The exercise: Copy out each line of the listing that has the word "ограничений" in it.
━━━━━━
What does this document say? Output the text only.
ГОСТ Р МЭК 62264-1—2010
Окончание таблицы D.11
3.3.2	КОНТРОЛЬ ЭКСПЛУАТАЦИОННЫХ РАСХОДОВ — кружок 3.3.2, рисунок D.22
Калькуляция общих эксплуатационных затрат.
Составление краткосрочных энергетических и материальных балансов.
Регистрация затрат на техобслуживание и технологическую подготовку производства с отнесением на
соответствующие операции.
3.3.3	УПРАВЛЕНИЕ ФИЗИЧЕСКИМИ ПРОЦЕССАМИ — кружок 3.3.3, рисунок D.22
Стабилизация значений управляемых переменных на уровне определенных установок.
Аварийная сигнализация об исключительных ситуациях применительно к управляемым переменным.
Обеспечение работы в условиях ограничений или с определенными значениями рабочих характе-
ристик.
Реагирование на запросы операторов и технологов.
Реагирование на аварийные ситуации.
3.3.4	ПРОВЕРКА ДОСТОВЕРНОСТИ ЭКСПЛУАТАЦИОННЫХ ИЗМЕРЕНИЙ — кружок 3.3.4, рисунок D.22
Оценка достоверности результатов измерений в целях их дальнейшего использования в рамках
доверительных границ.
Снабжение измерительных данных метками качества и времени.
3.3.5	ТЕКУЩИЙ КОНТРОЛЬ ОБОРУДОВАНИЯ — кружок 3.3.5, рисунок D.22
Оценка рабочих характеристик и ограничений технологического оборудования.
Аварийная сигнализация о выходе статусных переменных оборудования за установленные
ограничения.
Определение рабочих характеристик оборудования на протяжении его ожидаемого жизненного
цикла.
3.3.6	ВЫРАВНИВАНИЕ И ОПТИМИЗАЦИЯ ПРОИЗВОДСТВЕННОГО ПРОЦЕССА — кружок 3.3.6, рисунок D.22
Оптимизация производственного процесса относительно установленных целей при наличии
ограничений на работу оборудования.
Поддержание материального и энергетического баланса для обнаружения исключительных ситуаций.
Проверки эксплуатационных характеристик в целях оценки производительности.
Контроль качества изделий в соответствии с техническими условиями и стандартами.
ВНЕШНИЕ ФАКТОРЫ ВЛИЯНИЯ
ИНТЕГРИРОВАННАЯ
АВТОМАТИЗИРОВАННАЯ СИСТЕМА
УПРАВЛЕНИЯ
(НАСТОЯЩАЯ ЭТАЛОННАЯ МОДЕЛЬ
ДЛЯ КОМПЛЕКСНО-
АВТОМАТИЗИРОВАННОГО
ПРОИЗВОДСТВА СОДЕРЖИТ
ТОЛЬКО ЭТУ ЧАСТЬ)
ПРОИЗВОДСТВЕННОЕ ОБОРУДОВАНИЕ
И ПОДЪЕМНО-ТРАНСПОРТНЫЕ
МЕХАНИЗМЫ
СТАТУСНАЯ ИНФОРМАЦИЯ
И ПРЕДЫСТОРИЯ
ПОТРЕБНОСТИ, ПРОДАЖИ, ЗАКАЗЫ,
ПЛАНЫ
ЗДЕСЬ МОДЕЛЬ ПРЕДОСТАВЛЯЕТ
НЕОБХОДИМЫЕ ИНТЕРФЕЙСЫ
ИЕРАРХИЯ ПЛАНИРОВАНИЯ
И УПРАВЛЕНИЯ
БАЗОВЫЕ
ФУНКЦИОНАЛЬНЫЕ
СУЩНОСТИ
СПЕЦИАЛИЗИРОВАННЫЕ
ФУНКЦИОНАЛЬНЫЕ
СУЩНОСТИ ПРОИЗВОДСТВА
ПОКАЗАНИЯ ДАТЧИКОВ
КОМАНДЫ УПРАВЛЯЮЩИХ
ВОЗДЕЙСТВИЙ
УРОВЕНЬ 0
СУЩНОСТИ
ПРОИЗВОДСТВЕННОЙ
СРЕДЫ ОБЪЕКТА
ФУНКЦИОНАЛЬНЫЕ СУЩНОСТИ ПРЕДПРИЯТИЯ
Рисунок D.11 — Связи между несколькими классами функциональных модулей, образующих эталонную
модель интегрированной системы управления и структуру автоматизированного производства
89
━━━━━━
Solved exercise:
Обеспечение работы в условиях ограничений или с определенными значениями рабочих характе-
Оценка рабочих характеристик и ограничений технологического оборудования.
ограничений на работу оборудования.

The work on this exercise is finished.